**THE EXERCISE**
Quote the records that follow in full and exactly; leave out the pictures.

((

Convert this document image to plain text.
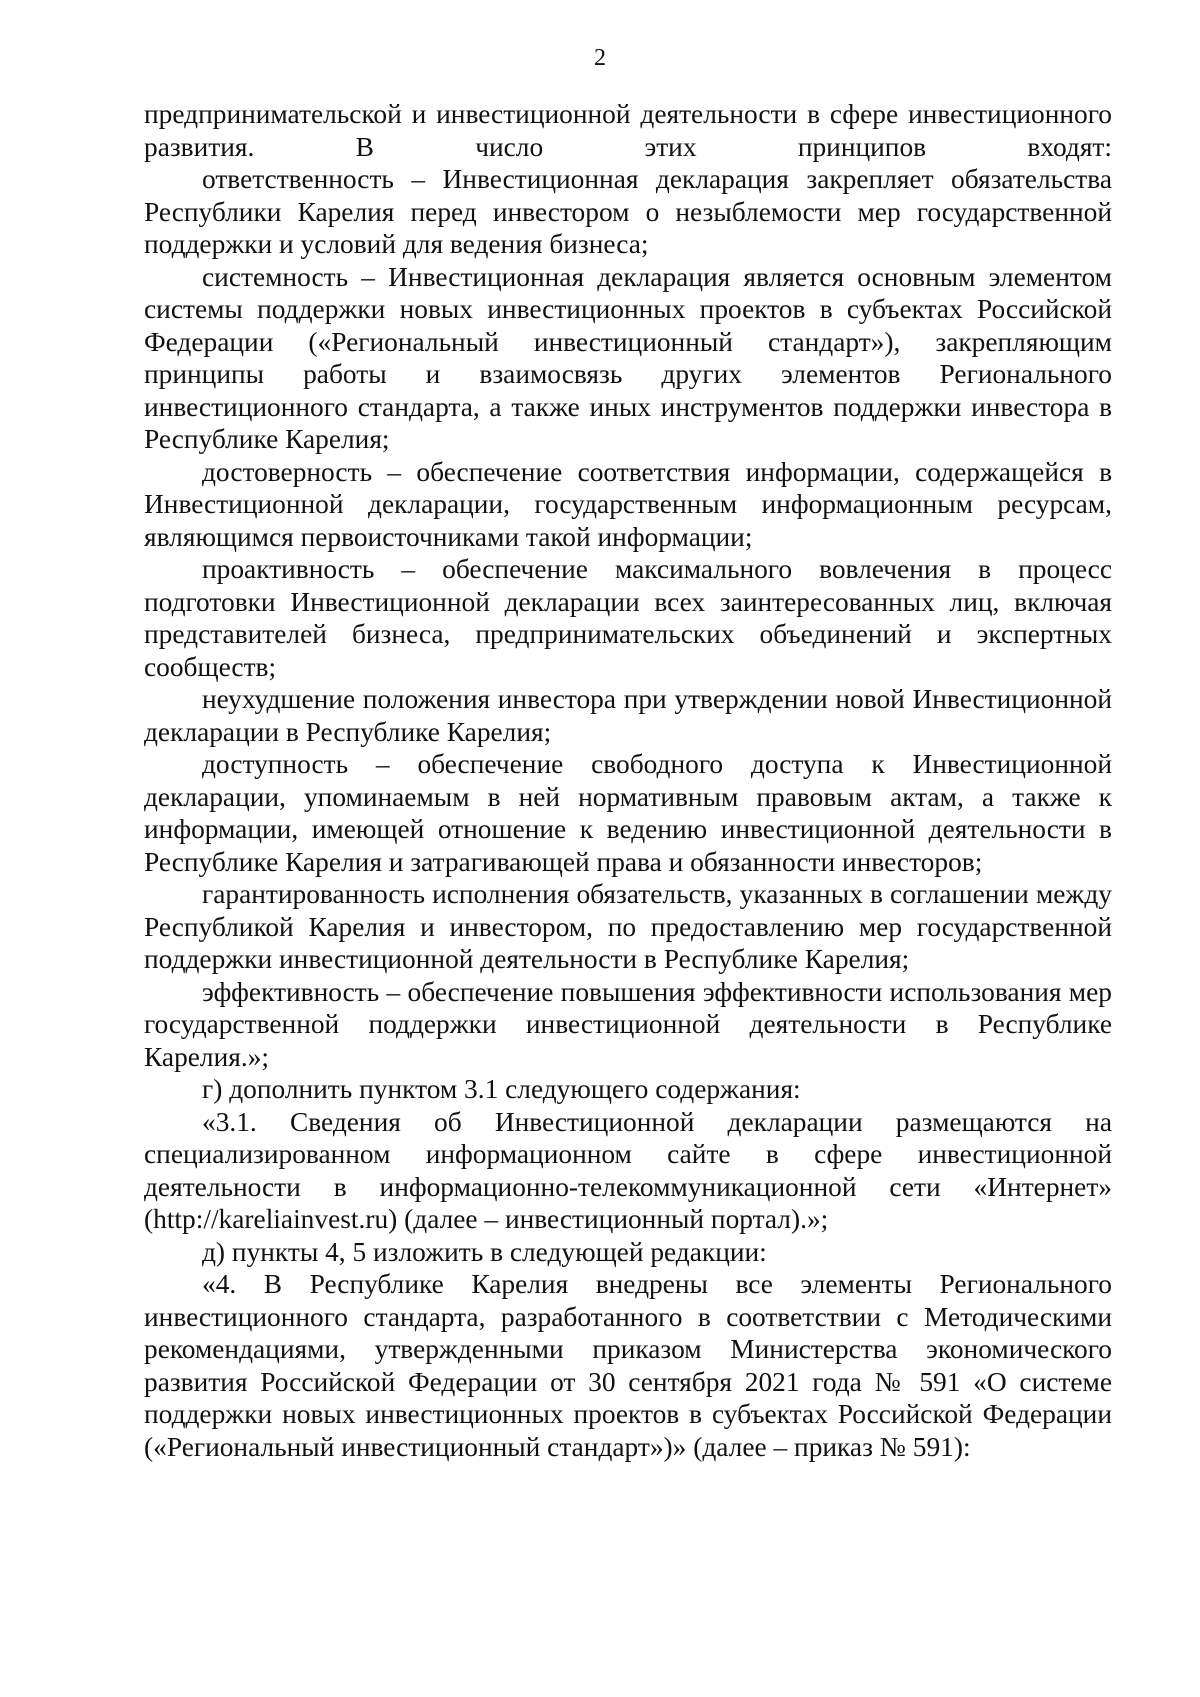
2

предпринимательской и инвестиционной деятельности в сфере инвестиционного развития. В число этих принципов входят:

ответственность – Инвестиционная декларация закрепляет обязательства Республики Карелия перед инвестором о незыблемости мер государственной поддержки и условий для ведения бизнеса;

системность – Инвестиционная декларация является основным элементом системы поддержки новых инвестиционных проектов в субъектах Российской Федерации («Региональный инвестиционный стандарт»), закрепляющим принципы работы и взаимосвязь других элементов Регионального инвестиционного стандарта, а также иных инструментов поддержки инвестора в Республике Карелия;

достоверность – обеспечение соответствия информации, содержащейся в Инвестиционной декларации, государственным информационным ресурсам, являющимся первоисточниками такой информации;

проактивность – обеспечение максимального вовлечения в процесс подготовки Инвестиционной декларации всех заинтересованных лиц, включая представителей бизнеса, предпринимательских объединений и экспертных сообществ;

неухудшение положения инвестора при утверждении новой Инвестиционной декларации в Республике Карелия;

доступность – обеспечение свободного доступа к Инвестиционной декларации, упоминаемым в ней нормативным правовым актам, а также к информации, имеющей отношение к ведению инвестиционной деятельности в Республике Карелия и затрагивающей права и обязанности инвесторов;

гарантированность исполнения обязательств, указанных в соглашении между Республикой Карелия и инвестором, по предоставлению мер государственной поддержки инвестиционной деятельности в Республике Карелия;

эффективность – обеспечение повышения эффективности использования мер государственной поддержки инвестиционной деятельности в Республике Карелия.»;

г) дополнить пунктом 3.1 следующего содержания:

«3.1. Сведения об Инвестиционной декларации размещаются на специализированном информационном сайте в сфере инвестиционной деятельности в информационно-телекоммуникационной сети «Интернет» (http://kareliainvest.ru) (далее – инвестиционный портал).»;

д) пункты 4, 5 изложить в следующей редакции:

«4. В Республике Карелия внедрены все элементы Регионального инвестиционного стандарта, разработанного в соответствии с Методическими рекомендациями, утвержденными приказом Министерства экономического развития Российской Федерации от 30 сентября 2021 года № 591 «О системе поддержки новых инвестиционных проектов в субъектах Российской Федерации («Региональный инвестиционный стандарт»)» (далее – приказ № 591):
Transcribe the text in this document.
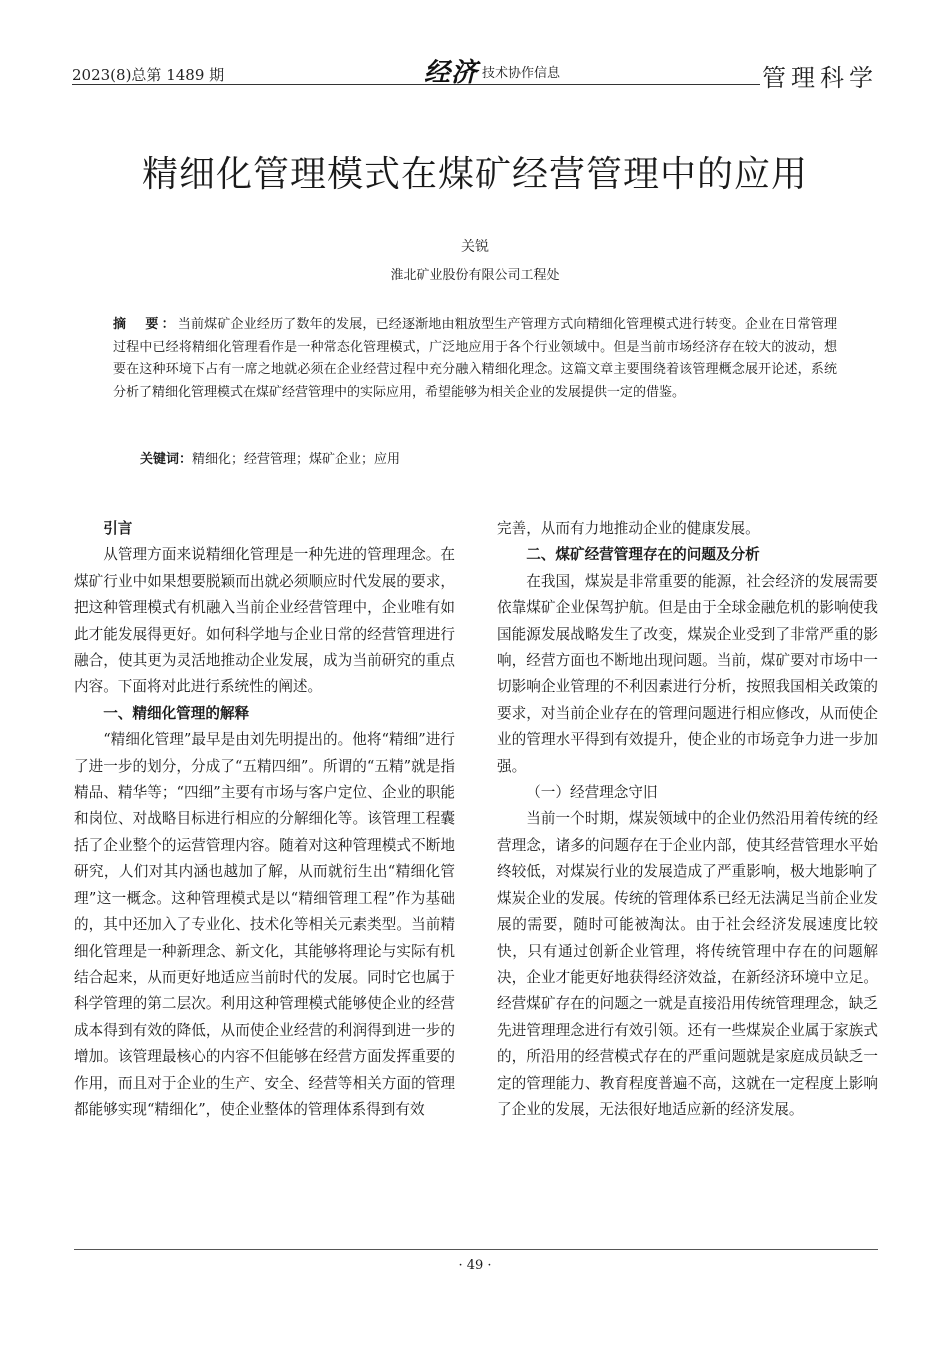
2023(8)总第 1489 期	经济 $^{技术协作信息}$	管理科学
精细化管理模式在煤矿经营管理中的应用

关锐

淮北矿业股份有限公司工程处

摘　要：当前煤矿企业经历了数年的发展，已经逐渐地由粗放型生产管理方式向精细化管理模式进行转变。企业在日常管理过程中已经将精细化管理看作是一种常态化管理模式，广泛地应用于各个行业领域中。但是当前市场经济存在较大的波动，想要在这种环境下占有一席之地就必须在企业经营过程中充分融入精细化理念。这篇文章主要围绕着该管理概念展开论述，系统分析了精细化管理模式在煤矿经营管理中的实际应用，希望能够为相关企业的发展提供一定的借鉴。

关键词：精细化；经营管理；煤矿企业；应用

引言

从管理方面来说精细化管理是一种先进的管理理念。在煤矿行业中如果想要脱颖而出就必须顺应时代发展的要求，把这种管理模式有机融入当前企业经营管理中，企业唯有如此才能发展得更好。如何科学地与企业日常的经营管理进行融合，使其更为灵活地推动企业发展，成为当前研究的重点内容。下面将对此进行系统性的阐述。

一、精细化管理的解释

“精细化管理”最早是由刘先明提出的。他将“精细”进行了进一步的划分，分成了“五精四细”。所谓的“五精”就是指精品、精华等；“四细”主要有市场与客户定位、企业的职能和岗位、对战略目标进行相应的分解细化等。该管理工程囊括了企业整个的运营管理内容。随着对这种管理模式不断地研究，人们对其内涵也越加了解，从而就衍生出“精细化管理”这一概念。这种管理模式是以“精细管理工程”作为基础的，其中还加入了专业化、技术化等相关元素类型。当前精细化管理是一种新理念、新文化，其能够将理论与实际有机结合起来，从而更好地适应当前时代的发展。同时它也属于科学管理的第二层次。利用这种管理模式能够使企业的经营成本得到有效的降低，从而使企业经营的利润得到进一步的增加。该管理最核心的内容不但能够在经营方面发挥重要的作用，而且对于企业的生产、安全、经营等相关方面的管理都能够实现“精细化”，使企业整体的管理体系得到有效

完善，从而有力地推动企业的健康发展。

二、煤矿经营管理存在的问题及分析

在我国，煤炭是非常重要的能源，社会经济的发展需要依靠煤矿企业保驾护航。但是由于全球金融危机的影响使我国能源发展战略发生了改变，煤炭企业受到了非常严重的影响，经营方面也不断地出现问题。当前，煤矿要对市场中一切影响企业管理的不利因素进行分析，按照我国相关政策的要求，对当前企业存在的管理问题进行相应修改，从而使企业的管理水平得到有效提升，使企业的市场竞争力进一步加强。

（一）经营理念守旧

当前一个时期，煤炭领域中的企业仍然沿用着传统的经营理念，诸多的问题存在于企业内部，使其经营管理水平始终较低，对煤炭行业的发展造成了严重影响，极大地影响了煤炭企业的发展。传统的管理体系已经无法满足当前企业发展的需要，随时可能被淘汰。由于社会经济发展速度比较快，只有通过创新企业管理，将传统管理中存在的问题解决，企业才能更好地获得经济效益，在新经济环境中立足。经营煤矿存在的问题之一就是直接沿用传统管理理念，缺乏先进管理理念进行有效引领。还有一些煤炭企业属于家族式的，所沿用的经营模式存在的严重问题就是家庭成员缺乏一定的管理能力、教育程度普遍不高，这就在一定程度上影响了企业的发展，无法很好地适应新的经济发展。

· 49 ·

))

**REPLY TO THE EXERCISE**
Convert this document image to plain text.
2

предпринимательской и инвестиционной деятельности в сфере инвестиционного развития. В число этих принципов входят:

ответственность – Инвестиционная декларация закрепляет обязательства Республики Карелия перед инвестором о незыблемости мер государственной поддержки и условий для ведения бизнеса;

системность – Инвестиционная декларация является основным элементом системы поддержки новых инвестиционных проектов в субъектах Российской Федерации («Региональный инвестиционный стандарт»), закрепляющим принципы работы и взаимосвязь других элементов Регионального инвестиционного стандарта, а также иных инструментов поддержки инвестора в Республике Карелия;

достоверность – обеспечение соответствия информации, содержащейся в Инвестиционной декларации, государственным информационным ресурсам, являющимся первоисточниками такой информации;

проактивность – обеспечение максимального вовлечения в процесс подготовки Инвестиционной декларации всех заинтересованных лиц, включая представителей бизнеса, предпринимательских объединений и экспертных сообществ;

неухудшение положения инвестора при утверждении новой Инвестиционной декларации в Республике Карелия;

доступность – обеспечение свободного доступа к Инвестиционной декларации, упоминаемым в ней нормативным правовым актам, а также к информации, имеющей отношение к ведению инвестиционной деятельности в Республике Карелия и затрагивающей права и обязанности инвесторов;

гарантированность исполнения обязательств, указанных в соглашении между Республикой Карелия и инвестором, по предоставлению мер государственной поддержки инвестиционной деятельности в Республике Карелия;

эффективность – обеспечение повышения эффективности использования мер государственной поддержки инвестиционной деятельности в Республике Карелия.»;

г) дополнить пунктом 3.1 следующего содержания:

«3.1. Сведения об Инвестиционной декларации размещаются на специализированном информационном сайте в сфере инвестиционной деятельности в информационно-телекоммуникационной сети «Интернет» (http://kareliainvest.ru) (далее – инвестиционный портал).»;

д) пункты 4, 5 изложить в следующей редакции:

«4. В Республике Карелия внедрены все элементы Регионального инвестиционного стандарта, разработанного в соответствии с Методическими рекомендациями, утвержденными приказом Министерства экономического развития Российской Федерации от 30 сентября 2021 года № 591 «О системе поддержки новых инвестиционных проектов в субъектах Российской Федерации («Региональный инвестиционный стандарт»)» (далее – приказ № 591):
Transcribe the text in this document.
2023(8)总第 1489 期	经济 $^{技术协作信息}$	管理科学
精细化管理模式在煤矿经营管理中的应用

关锐

淮北矿业股份有限公司工程处

摘　要：当前煤矿企业经历了数年的发展，已经逐渐地由粗放型生产管理方式向精细化管理模式进行转变。企业在日常管理过程中已经将精细化管理看作是一种常态化管理模式，广泛地应用于各个行业领域中。但是当前市场经济存在较大的波动，想要在这种环境下占有一席之地就必须在企业经营过程中充分融入精细化理念。这篇文章主要围绕着该管理概念展开论述，系统分析了精细化管理模式在煤矿经营管理中的实际应用，希望能够为相关企业的发展提供一定的借鉴。

关键词：精细化；经营管理；煤矿企业；应用

引言

从管理方面来说精细化管理是一种先进的管理理念。在煤矿行业中如果想要脱颖而出就必须顺应时代发展的要求，把这种管理模式有机融入当前企业经营管理中，企业唯有如此才能发展得更好。如何科学地与企业日常的经营管理进行融合，使其更为灵活地推动企业发展，成为当前研究的重点内容。下面将对此进行系统性的阐述。

一、精细化管理的解释

“精细化管理”最早是由刘先明提出的。他将“精细”进行了进一步的划分，分成了“五精四细”。所谓的“五精”就是指精品、精华等；“四细”主要有市场与客户定位、企业的职能和岗位、对战略目标进行相应的分解细化等。该管理工程囊括了企业整个的运营管理内容。随着对这种管理模式不断地研究，人们对其内涵也越加了解，从而就衍生出“精细化管理”这一概念。这种管理模式是以“精细管理工程”作为基础的，其中还加入了专业化、技术化等相关元素类型。当前精细化管理是一种新理念、新文化，其能够将理论与实际有机结合起来，从而更好地适应当前时代的发展。同时它也属于科学管理的第二层次。利用这种管理模式能够使企业的经营成本得到有效的降低，从而使企业经营的利润得到进一步的增加。该管理最核心的内容不但能够在经营方面发挥重要的作用，而且对于企业的生产、安全、经营等相关方面的管理都能够实现“精细化”，使企业整体的管理体系得到有效

完善，从而有力地推动企业的健康发展。

二、煤矿经营管理存在的问题及分析

在我国，煤炭是非常重要的能源，社会经济的发展需要依靠煤矿企业保驾护航。但是由于全球金融危机的影响使我国能源发展战略发生了改变，煤炭企业受到了非常严重的影响，经营方面也不断地出现问题。当前，煤矿要对市场中一切影响企业管理的不利因素进行分析，按照我国相关政策的要求，对当前企业存在的管理问题进行相应修改，从而使企业的管理水平得到有效提升，使企业的市场竞争力进一步加强。

（一）经营理念守旧

当前一个时期，煤炭领域中的企业仍然沿用着传统的经营理念，诸多的问题存在于企业内部，使其经营管理水平始终较低，对煤炭行业的发展造成了严重影响，极大地影响了煤炭企业的发展。传统的管理体系已经无法满足当前企业发展的需要，随时可能被淘汰。由于社会经济发展速度比较快，只有通过创新企业管理，将传统管理中存在的问题解决，企业才能更好地获得经济效益，在新经济环境中立足。经营煤矿存在的问题之一就是直接沿用传统管理理念，缺乏先进管理理念进行有效引领。还有一些煤炭企业属于家族式的，所沿用的经营模式存在的严重问题就是家庭成员缺乏一定的管理能力、教育程度普遍不高，这就在一定程度上影响了企业的发展，无法很好地适应新的经济发展。

· 49 ·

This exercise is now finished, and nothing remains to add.